* Work to be completed
Quote only the lines that start at the line with "Output the text content of this document." and run to the end of the entries; omit the pictures.

* Records
## begin

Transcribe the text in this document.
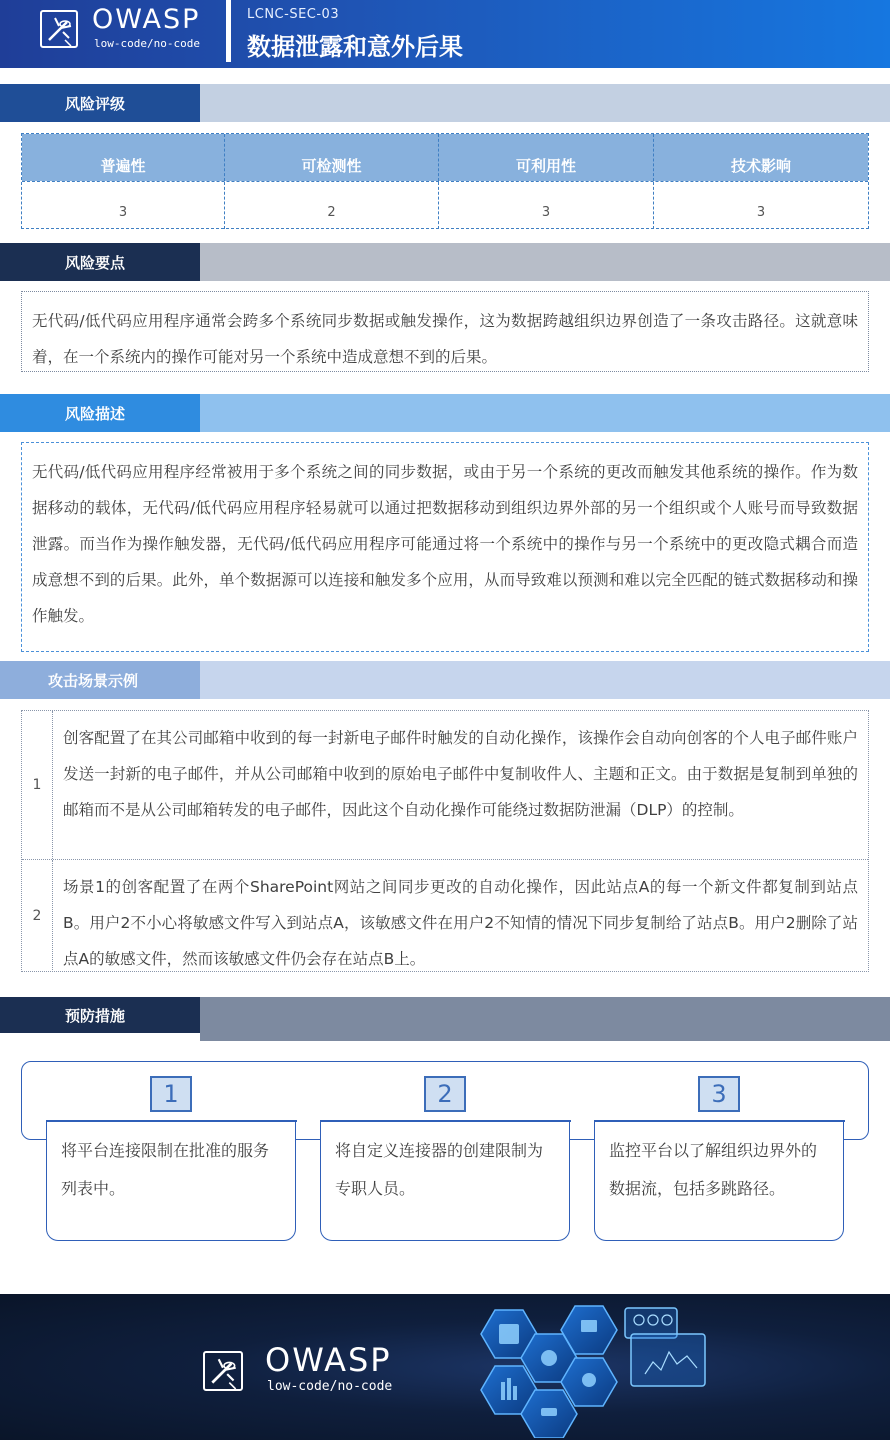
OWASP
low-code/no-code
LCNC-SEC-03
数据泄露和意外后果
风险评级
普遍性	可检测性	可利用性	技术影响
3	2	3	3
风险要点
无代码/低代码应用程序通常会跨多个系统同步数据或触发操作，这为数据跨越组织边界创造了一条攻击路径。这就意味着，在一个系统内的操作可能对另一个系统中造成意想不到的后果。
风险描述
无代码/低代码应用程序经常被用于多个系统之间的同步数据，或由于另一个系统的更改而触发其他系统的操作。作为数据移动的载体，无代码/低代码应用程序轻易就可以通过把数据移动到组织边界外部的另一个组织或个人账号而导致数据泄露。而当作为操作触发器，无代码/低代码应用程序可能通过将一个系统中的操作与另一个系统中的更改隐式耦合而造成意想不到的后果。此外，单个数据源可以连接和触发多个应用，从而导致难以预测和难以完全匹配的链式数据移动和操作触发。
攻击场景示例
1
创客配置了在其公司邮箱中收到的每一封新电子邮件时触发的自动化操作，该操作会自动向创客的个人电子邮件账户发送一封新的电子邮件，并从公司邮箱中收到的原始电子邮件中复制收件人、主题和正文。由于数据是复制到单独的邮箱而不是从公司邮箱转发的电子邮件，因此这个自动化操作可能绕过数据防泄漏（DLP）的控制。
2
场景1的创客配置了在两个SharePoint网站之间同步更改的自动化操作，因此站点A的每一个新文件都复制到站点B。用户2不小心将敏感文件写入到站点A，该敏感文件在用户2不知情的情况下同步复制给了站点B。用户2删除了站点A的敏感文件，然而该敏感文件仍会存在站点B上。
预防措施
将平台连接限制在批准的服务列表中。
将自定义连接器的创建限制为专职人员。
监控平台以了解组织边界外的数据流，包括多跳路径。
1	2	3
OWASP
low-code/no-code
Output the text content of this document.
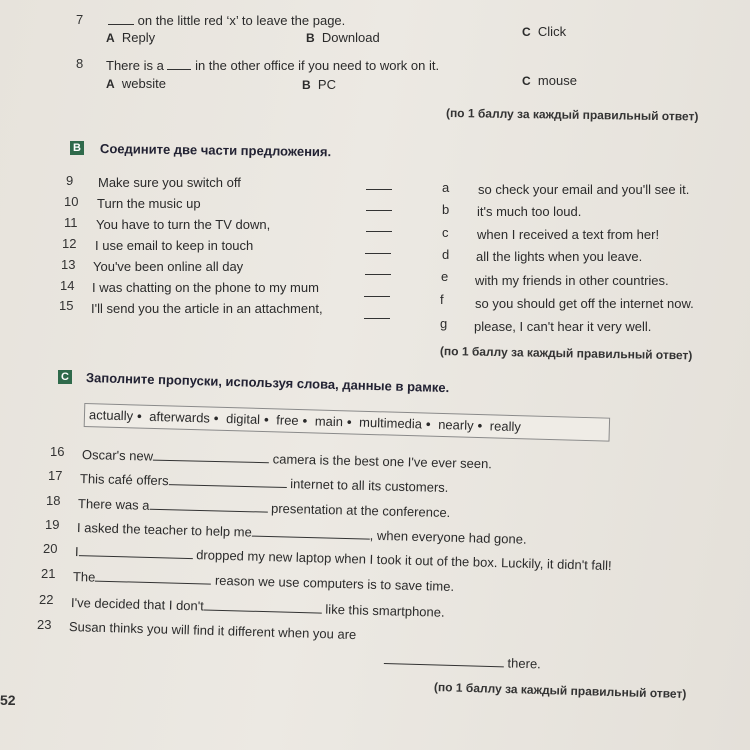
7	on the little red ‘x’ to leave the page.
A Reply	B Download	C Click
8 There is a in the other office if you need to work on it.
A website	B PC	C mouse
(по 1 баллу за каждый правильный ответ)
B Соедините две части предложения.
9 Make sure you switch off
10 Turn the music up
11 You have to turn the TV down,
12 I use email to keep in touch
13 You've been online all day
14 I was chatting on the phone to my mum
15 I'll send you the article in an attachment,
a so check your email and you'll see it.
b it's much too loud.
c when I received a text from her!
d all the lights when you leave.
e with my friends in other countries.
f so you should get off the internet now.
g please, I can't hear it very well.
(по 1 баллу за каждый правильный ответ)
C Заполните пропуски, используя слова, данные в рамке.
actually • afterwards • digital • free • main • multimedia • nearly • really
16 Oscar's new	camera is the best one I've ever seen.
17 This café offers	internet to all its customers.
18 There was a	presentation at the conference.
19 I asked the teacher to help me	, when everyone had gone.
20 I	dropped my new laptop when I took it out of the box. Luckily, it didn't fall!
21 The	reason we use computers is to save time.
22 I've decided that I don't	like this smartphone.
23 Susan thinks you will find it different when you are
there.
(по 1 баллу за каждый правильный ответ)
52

## end

* Response
Output the text content of this document.
7	on the little red ‘x’ to leave the page.
A Reply	B Download	C Click
8 There is a in the other office if you need to work on it.
A website	B PC	C mouse
(по 1 баллу за каждый правильный ответ)
B Соедините две части предложения.
9 Make sure you switch off
10 Turn the music up
11 You have to turn the TV down,
12 I use email to keep in touch
13 You've been online all day
14 I was chatting on the phone to my mum
15 I'll send you the article in an attachment,
a so check your email and you'll see it.
b it's much too loud.
c when I received a text from her!
d all the lights when you leave.
e with my friends in other countries.
f so you should get off the internet now.
g please, I can't hear it very well.
(по 1 баллу за каждый правильный ответ)
C Заполните пропуски, используя слова, данные в рамке.
actually • afterwards • digital • free • main • multimedia • nearly • really
16 Oscar's new	camera is the best one I've ever seen.
17 This café offers	internet to all its customers.
18 There was a	presentation at the conference.
19 I asked the teacher to help me	, when everyone had gone.
20 I	dropped my new laptop when I took it out of the box. Luckily, it didn't fall!
21 The	reason we use computers is to save time.
22 I've decided that I don't	like this smartphone.
23 Susan thinks you will find it different when you are
there.
(по 1 баллу за каждый правильный ответ)
52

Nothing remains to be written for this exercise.